An exact copy of all the data is required, with pictures left out.

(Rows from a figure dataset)
--

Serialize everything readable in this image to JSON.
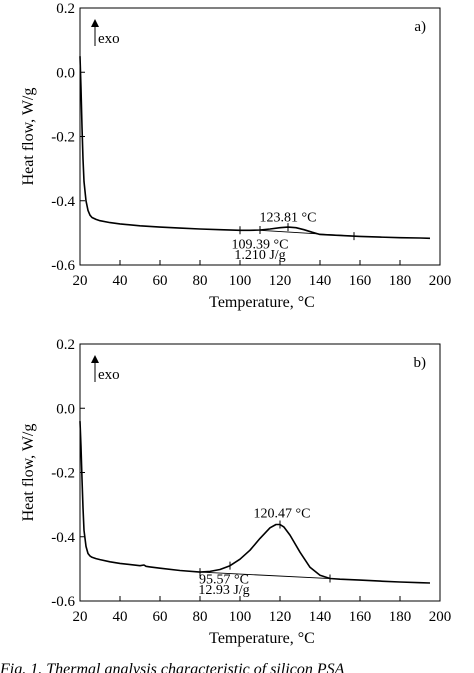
{
  "figure": {
    "caption": "Fig. 1. Thermal analysis characteristic of silicon PSA"
  },
  "chart_data": [
    {
      "type": "line",
      "panel_label": "a)",
      "xlabel": "Temperature, °C",
      "ylabel": "Heat flow, W/g",
      "xlim": [
        20,
        200
      ],
      "ylim": [
        -0.6,
        0.2
      ],
      "x_ticks": [
        "20",
        "40",
        "60",
        "80",
        "100",
        "120",
        "140",
        "160",
        "180",
        "200"
      ],
      "y_ticks": [
        "0.2",
        "0.0",
        "-0.2",
        "-0.4",
        "-0.6"
      ],
      "exo_label": "exo",
      "grid": false,
      "series": [
        {
          "x": [
            20,
            20.5,
            21,
            21.5,
            22,
            23,
            24,
            25,
            26,
            28,
            30,
            35,
            40,
            50,
            60,
            70,
            80,
            90,
            100,
            105,
            110,
            115,
            120,
            124,
            128,
            132,
            136,
            140,
            150,
            160,
            170,
            180,
            190,
            195
          ],
          "y": [
            0.05,
            -0.05,
            -0.17,
            -0.27,
            -0.34,
            -0.4,
            -0.43,
            -0.445,
            -0.452,
            -0.458,
            -0.462,
            -0.468,
            -0.472,
            -0.478,
            -0.482,
            -0.485,
            -0.488,
            -0.49,
            -0.492,
            -0.492,
            -0.491,
            -0.488,
            -0.484,
            -0.482,
            -0.484,
            -0.49,
            -0.498,
            -0.505,
            -0.508,
            -0.511,
            -0.513,
            -0.515,
            -0.516,
            -0.517
          ]
        }
      ],
      "baseline": {
        "x": [
          110,
          157
        ],
        "y": [
          -0.492,
          -0.51
        ]
      },
      "markers": [
        {
          "x": 100,
          "y": -0.492
        },
        {
          "x": 110,
          "y": -0.491
        },
        {
          "x": 124,
          "y": -0.482
        },
        {
          "x": 157,
          "y": -0.51
        }
      ],
      "annotations": [
        {
          "text": "123.81 °C",
          "x": 124,
          "y": -0.465,
          "anchor": "middle"
        },
        {
          "text": "109.39 °C",
          "x": 110,
          "y": -0.548,
          "anchor": "middle"
        },
        {
          "text": "1.210 J/g",
          "x": 110,
          "y": -0.582,
          "anchor": "middle"
        }
      ]
    },
    {
      "type": "line",
      "panel_label": "b)",
      "xlabel": "Temperature, °C",
      "ylabel": "Heat flow, W/g",
      "xlim": [
        20,
        200
      ],
      "ylim": [
        -0.6,
        0.2
      ],
      "x_ticks": [
        "20",
        "40",
        "60",
        "80",
        "100",
        "120",
        "140",
        "160",
        "180",
        "200"
      ],
      "y_ticks": [
        "0.2",
        "0.0",
        "-0.2",
        "-0.4",
        "-0.6"
      ],
      "exo_label": "exo",
      "grid": false,
      "series": [
        {
          "x": [
            20,
            20.5,
            21,
            21.5,
            22,
            23,
            24,
            25,
            26,
            28,
            30,
            35,
            40,
            50,
            52,
            53,
            55,
            60,
            70,
            80,
            85,
            90,
            95,
            100,
            105,
            110,
            115,
            118,
            120,
            122,
            125,
            130,
            135,
            140,
            145,
            150,
            160,
            170,
            180,
            190,
            195
          ],
          "y": [
            -0.04,
            -0.12,
            -0.22,
            -0.31,
            -0.38,
            -0.43,
            -0.452,
            -0.46,
            -0.464,
            -0.468,
            -0.471,
            -0.478,
            -0.483,
            -0.49,
            -0.488,
            -0.492,
            -0.494,
            -0.498,
            -0.505,
            -0.51,
            -0.508,
            -0.502,
            -0.49,
            -0.47,
            -0.442,
            -0.405,
            -0.372,
            -0.362,
            -0.362,
            -0.37,
            -0.395,
            -0.448,
            -0.495,
            -0.52,
            -0.53,
            -0.532,
            -0.535,
            -0.538,
            -0.541,
            -0.543,
            -0.544
          ]
        }
      ],
      "baseline": {
        "x": [
          80,
          145
        ],
        "y": [
          -0.51,
          -0.53
        ]
      },
      "markers": [
        {
          "x": 80,
          "y": -0.51
        },
        {
          "x": 95,
          "y": -0.49
        },
        {
          "x": 120,
          "y": -0.362
        },
        {
          "x": 145,
          "y": -0.53
        }
      ],
      "annotations": [
        {
          "text": "120.47 °C",
          "x": 121,
          "y": -0.34,
          "anchor": "middle"
        },
        {
          "text": "95.57 °C",
          "x": 92,
          "y": -0.545,
          "anchor": "middle"
        },
        {
          "text": "12.93 J/g",
          "x": 92,
          "y": -0.578,
          "anchor": "middle"
        }
      ]
    }
  ]
}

--

▶ _Complete response_
Serialize everything readable in this image to JSON.
{
  "figure": {
    "caption": "Fig. 1. Thermal analysis characteristic of silicon PSA"
  },
  "chart_data": [
    {
      "type": "line",
      "panel_label": "a)",
      "xlabel": "Temperature, °C",
      "ylabel": "Heat flow, W/g",
      "xlim": [
        20,
        200
      ],
      "ylim": [
        -0.6,
        0.2
      ],
      "x_ticks": [
        "20",
        "40",
        "60",
        "80",
        "100",
        "120",
        "140",
        "160",
        "180",
        "200"
      ],
      "y_ticks": [
        "0.2",
        "0.0",
        "-0.2",
        "-0.4",
        "-0.6"
      ],
      "exo_label": "exo",
      "grid": false,
      "series": [
        {
          "x": [
            20,
            20.5,
            21,
            21.5,
            22,
            23,
            24,
            25,
            26,
            28,
            30,
            35,
            40,
            50,
            60,
            70,
            80,
            90,
            100,
            105,
            110,
            115,
            120,
            124,
            128,
            132,
            136,
            140,
            150,
            160,
            170,
            180,
            190,
            195
          ],
          "y": [
            0.05,
            -0.05,
            -0.17,
            -0.27,
            -0.34,
            -0.4,
            -0.43,
            -0.445,
            -0.452,
            -0.458,
            -0.462,
            -0.468,
            -0.472,
            -0.478,
            -0.482,
            -0.485,
            -0.488,
            -0.49,
            -0.492,
            -0.492,
            -0.491,
            -0.488,
            -0.484,
            -0.482,
            -0.484,
            -0.49,
            -0.498,
            -0.505,
            -0.508,
            -0.511,
            -0.513,
            -0.515,
            -0.516,
            -0.517
          ]
        }
      ],
      "baseline": {
        "x": [
          110,
          157
        ],
        "y": [
          -0.492,
          -0.51
        ]
      },
      "markers": [
        {
          "x": 100,
          "y": -0.492
        },
        {
          "x": 110,
          "y": -0.491
        },
        {
          "x": 124,
          "y": -0.482
        },
        {
          "x": 157,
          "y": -0.51
        }
      ],
      "annotations": [
        {
          "text": "123.81 °C",
          "x": 124,
          "y": -0.465,
          "anchor": "middle"
        },
        {
          "text": "109.39 °C",
          "x": 110,
          "y": -0.548,
          "anchor": "middle"
        },
        {
          "text": "1.210 J/g",
          "x": 110,
          "y": -0.582,
          "anchor": "middle"
        }
      ]
    },
    {
      "type": "line",
      "panel_label": "b)",
      "xlabel": "Temperature, °C",
      "ylabel": "Heat flow, W/g",
      "xlim": [
        20,
        200
      ],
      "ylim": [
        -0.6,
        0.2
      ],
      "x_ticks": [
        "20",
        "40",
        "60",
        "80",
        "100",
        "120",
        "140",
        "160",
        "180",
        "200"
      ],
      "y_ticks": [
        "0.2",
        "0.0",
        "-0.2",
        "-0.4",
        "-0.6"
      ],
      "exo_label": "exo",
      "grid": false,
      "series": [
        {
          "x": [
            20,
            20.5,
            21,
            21.5,
            22,
            23,
            24,
            25,
            26,
            28,
            30,
            35,
            40,
            50,
            52,
            53,
            55,
            60,
            70,
            80,
            85,
            90,
            95,
            100,
            105,
            110,
            115,
            118,
            120,
            122,
            125,
            130,
            135,
            140,
            145,
            150,
            160,
            170,
            180,
            190,
            195
          ],
          "y": [
            -0.04,
            -0.12,
            -0.22,
            -0.31,
            -0.38,
            -0.43,
            -0.452,
            -0.46,
            -0.464,
            -0.468,
            -0.471,
            -0.478,
            -0.483,
            -0.49,
            -0.488,
            -0.492,
            -0.494,
            -0.498,
            -0.505,
            -0.51,
            -0.508,
            -0.502,
            -0.49,
            -0.47,
            -0.442,
            -0.405,
            -0.372,
            -0.362,
            -0.362,
            -0.37,
            -0.395,
            -0.448,
            -0.495,
            -0.52,
            -0.53,
            -0.532,
            -0.535,
            -0.538,
            -0.541,
            -0.543,
            -0.544
          ]
        }
      ],
      "baseline": {
        "x": [
          80,
          145
        ],
        "y": [
          -0.51,
          -0.53
        ]
      },
      "markers": [
        {
          "x": 80,
          "y": -0.51
        },
        {
          "x": 95,
          "y": -0.49
        },
        {
          "x": 120,
          "y": -0.362
        },
        {
          "x": 145,
          "y": -0.53
        }
      ],
      "annotations": [
        {
          "text": "120.47 °C",
          "x": 121,
          "y": -0.34,
          "anchor": "middle"
        },
        {
          "text": "95.57 °C",
          "x": 92,
          "y": -0.545,
          "anchor": "middle"
        },
        {
          "text": "12.93 J/g",
          "x": 92,
          "y": -0.578,
          "anchor": "middle"
        }
      ]
    }
  ]
}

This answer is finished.